> _Task goal_
State only the number of lines that contain the string "Lomnica".

-- Start of Exercise input --

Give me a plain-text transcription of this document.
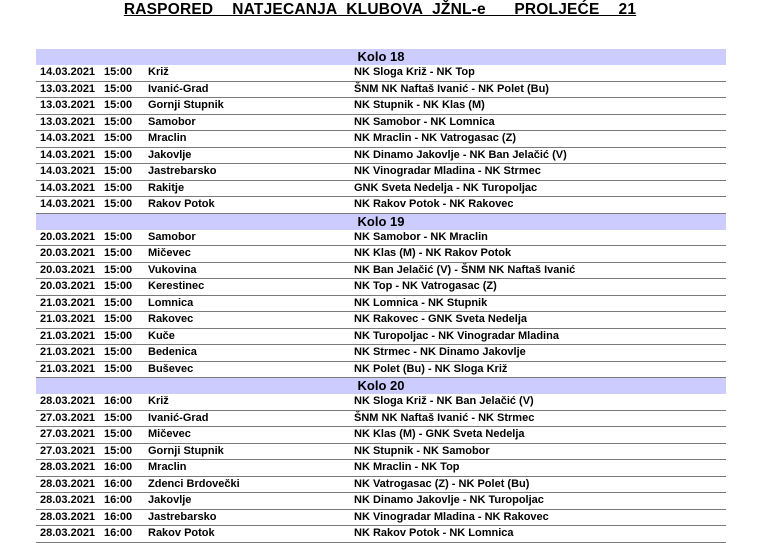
RASPORED  NATJECANJA KLUBOVA JŽNL-e   PROLJEĆE  21
Kolo 18
14.03.2021 15:00 Križ	NK Sloga Križ - NK Top
13.03.2021 15:00 Ivanić-Grad	ŠNM NK Naftaš Ivanić - NK Polet (Bu)
13.03.2021 15:00 Gornji Stupnik	NK Stupnik - NK Klas (M)
13.03.2021 15:00 Samobor	NK Samobor - NK Lomnica
14.03.2021 15:00 Mraclin	NK Mraclin - NK Vatrogasac (Z)
14.03.2021 15:00 Jakovlje	NK Dinamo Jakovlje - NK Ban Jelačić (V)
14.03.2021 15:00 Jastrebarsko	NK Vinogradar Mladina - NK Strmec
14.03.2021 15:00 Rakitje	GNK Sveta Nedelja - NK Turopoljac
14.03.2021 15:00 Rakov Potok	NK Rakov Potok - NK Rakovec
Kolo 19
20.03.2021 15:00 Samobor	NK Samobor - NK Mraclin
20.03.2021 15:00 Mičevec	NK Klas (M) - NK Rakov Potok
20.03.2021 15:00 Vukovina	NK Ban Jelačić (V) - ŠNM NK Naftaš Ivanić
20.03.2021 15:00 Kerestinec	NK Top - NK Vatrogasac (Z)
21.03.2021 15:00 Lomnica	NK Lomnica - NK Stupnik
21.03.2021 15:00 Rakovec	NK Rakovec - GNK Sveta Nedelja
21.03.2021 15:00 Kuče	NK Turopoljac - NK Vinogradar Mladina
21.03.2021 15:00 Bedenica	NK Strmec - NK Dinamo Jakovlje
21.03.2021 15:00 Buševec	NK Polet (Bu) - NK Sloga Križ
Kolo 20
28.03.2021 16:00 Križ	NK Sloga Križ - NK Ban Jelačić (V)
27.03.2021 15:00 Ivanić-Grad	ŠNM NK Naftaš Ivanić - NK Strmec
27.03.2021 15:00 Mičevec	NK Klas (M) - GNK Sveta Nedelja
27.03.2021 15:00 Gornji Stupnik	NK Stupnik - NK Samobor
28.03.2021 16:00 Mraclin	NK Mraclin - NK Top
28.03.2021 16:00 Zdenci Brdovečki	NK Vatrogasac (Z) - NK Polet (Bu)
28.03.2021 16:00 Jakovlje	NK Dinamo Jakovlje - NK Turopoljac
28.03.2021 16:00 Jastrebarsko	NK Vinogradar Mladina - NK Rakovec
28.03.2021 16:00 Rakov Potok	NK Rakov Potok - NK Lomnica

-- End of Exercise input --

> _Exercise response_
3